Dataset entries:
___

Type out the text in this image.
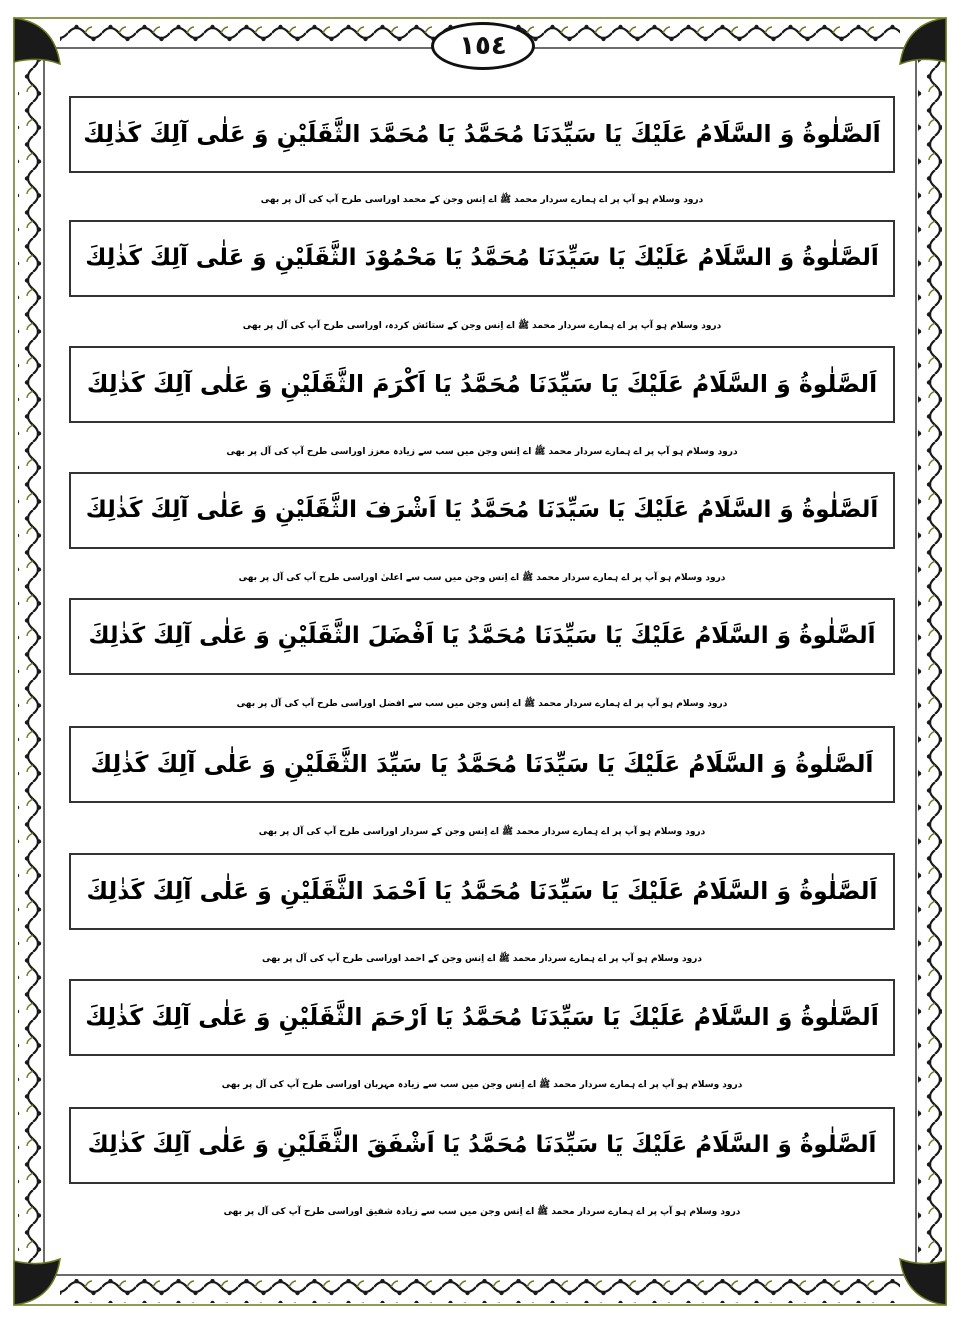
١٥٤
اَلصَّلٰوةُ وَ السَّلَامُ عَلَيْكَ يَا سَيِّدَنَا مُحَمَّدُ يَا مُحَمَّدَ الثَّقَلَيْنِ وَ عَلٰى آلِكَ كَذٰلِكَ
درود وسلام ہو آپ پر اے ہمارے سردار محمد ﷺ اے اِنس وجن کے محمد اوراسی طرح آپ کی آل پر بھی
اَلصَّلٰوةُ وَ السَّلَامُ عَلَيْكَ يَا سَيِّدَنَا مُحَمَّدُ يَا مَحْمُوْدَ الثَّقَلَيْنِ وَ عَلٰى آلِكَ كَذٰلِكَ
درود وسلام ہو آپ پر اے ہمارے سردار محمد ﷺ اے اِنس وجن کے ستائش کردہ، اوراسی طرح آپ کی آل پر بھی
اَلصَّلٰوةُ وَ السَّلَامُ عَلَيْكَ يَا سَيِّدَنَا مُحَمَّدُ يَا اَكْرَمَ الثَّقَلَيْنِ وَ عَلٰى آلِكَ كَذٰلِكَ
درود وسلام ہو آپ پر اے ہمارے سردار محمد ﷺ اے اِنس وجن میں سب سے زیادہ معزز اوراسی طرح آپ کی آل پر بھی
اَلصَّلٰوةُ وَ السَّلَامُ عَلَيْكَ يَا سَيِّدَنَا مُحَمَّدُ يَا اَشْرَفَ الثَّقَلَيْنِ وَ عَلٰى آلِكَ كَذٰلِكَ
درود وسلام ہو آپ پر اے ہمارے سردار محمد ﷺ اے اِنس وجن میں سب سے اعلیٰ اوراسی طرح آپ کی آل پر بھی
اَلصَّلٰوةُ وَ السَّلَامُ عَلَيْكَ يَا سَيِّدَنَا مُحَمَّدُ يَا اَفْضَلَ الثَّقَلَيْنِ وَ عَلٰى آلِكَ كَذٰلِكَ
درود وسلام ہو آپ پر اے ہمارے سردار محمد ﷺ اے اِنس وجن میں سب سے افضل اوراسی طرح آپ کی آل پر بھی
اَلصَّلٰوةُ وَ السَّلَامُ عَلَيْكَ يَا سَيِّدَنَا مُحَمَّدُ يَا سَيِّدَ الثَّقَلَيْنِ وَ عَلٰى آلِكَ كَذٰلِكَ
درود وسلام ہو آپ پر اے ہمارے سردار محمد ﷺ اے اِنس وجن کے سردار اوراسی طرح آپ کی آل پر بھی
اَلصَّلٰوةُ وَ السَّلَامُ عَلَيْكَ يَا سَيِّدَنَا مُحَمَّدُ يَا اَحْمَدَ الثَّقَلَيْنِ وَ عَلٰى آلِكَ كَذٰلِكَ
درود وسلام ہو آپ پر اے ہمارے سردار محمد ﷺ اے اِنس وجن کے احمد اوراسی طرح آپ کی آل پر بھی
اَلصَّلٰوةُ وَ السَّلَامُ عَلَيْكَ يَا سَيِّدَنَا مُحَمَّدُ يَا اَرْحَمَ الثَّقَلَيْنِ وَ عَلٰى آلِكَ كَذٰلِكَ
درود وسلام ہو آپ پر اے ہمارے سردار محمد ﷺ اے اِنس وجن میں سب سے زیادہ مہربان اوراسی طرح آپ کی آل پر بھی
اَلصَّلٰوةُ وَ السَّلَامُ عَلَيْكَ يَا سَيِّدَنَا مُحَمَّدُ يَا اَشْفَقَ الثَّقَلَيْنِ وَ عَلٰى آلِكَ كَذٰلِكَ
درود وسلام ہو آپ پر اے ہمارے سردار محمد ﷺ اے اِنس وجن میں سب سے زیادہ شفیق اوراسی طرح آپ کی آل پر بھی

___

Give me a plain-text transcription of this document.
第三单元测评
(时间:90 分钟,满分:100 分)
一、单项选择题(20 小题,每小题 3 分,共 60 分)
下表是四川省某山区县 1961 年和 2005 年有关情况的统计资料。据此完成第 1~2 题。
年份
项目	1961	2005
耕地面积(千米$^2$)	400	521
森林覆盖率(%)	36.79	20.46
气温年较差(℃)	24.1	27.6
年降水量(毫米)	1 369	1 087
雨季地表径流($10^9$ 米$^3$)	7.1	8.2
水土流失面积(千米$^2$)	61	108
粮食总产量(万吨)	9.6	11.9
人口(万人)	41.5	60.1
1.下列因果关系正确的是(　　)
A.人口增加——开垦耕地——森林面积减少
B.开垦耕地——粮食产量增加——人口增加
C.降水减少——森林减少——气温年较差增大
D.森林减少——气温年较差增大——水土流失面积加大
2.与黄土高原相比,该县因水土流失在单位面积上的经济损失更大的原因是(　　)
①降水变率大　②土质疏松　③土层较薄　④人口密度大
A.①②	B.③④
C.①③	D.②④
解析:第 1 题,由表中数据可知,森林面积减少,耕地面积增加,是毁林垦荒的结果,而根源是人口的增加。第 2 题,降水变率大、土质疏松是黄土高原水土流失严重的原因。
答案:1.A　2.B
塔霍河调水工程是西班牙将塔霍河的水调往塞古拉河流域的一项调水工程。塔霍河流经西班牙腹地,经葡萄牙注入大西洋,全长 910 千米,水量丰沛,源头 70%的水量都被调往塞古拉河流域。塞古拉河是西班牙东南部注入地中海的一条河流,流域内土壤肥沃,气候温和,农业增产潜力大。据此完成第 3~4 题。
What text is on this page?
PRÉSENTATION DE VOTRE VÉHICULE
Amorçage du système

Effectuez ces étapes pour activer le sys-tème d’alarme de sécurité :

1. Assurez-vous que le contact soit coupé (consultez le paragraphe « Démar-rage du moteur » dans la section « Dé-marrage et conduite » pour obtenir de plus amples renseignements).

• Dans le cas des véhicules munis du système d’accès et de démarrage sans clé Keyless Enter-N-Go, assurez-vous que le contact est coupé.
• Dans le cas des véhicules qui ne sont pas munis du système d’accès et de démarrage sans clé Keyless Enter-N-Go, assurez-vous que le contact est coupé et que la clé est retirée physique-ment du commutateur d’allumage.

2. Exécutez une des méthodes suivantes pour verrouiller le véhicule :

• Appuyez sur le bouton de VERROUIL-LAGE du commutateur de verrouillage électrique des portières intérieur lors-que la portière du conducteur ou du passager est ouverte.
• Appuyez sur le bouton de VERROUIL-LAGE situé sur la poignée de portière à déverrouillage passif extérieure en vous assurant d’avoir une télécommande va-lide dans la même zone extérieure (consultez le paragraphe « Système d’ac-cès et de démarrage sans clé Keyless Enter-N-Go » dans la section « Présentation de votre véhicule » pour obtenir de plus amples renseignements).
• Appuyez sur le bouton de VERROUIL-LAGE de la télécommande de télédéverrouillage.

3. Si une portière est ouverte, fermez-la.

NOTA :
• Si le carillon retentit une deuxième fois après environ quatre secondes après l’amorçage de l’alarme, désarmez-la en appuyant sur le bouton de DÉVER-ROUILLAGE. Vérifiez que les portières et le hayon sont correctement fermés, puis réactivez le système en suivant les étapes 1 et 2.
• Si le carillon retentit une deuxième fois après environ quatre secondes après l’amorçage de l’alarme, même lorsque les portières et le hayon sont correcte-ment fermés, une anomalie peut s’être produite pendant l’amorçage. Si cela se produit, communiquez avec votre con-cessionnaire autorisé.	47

___

▶ **Exercise**
Extract lines where the string "森林减少" occurs.

▶ **Full solution**
C.降水减少——森林减少——气温年较差增大
D.森林减少——气温年较差增大——水土流失面积加大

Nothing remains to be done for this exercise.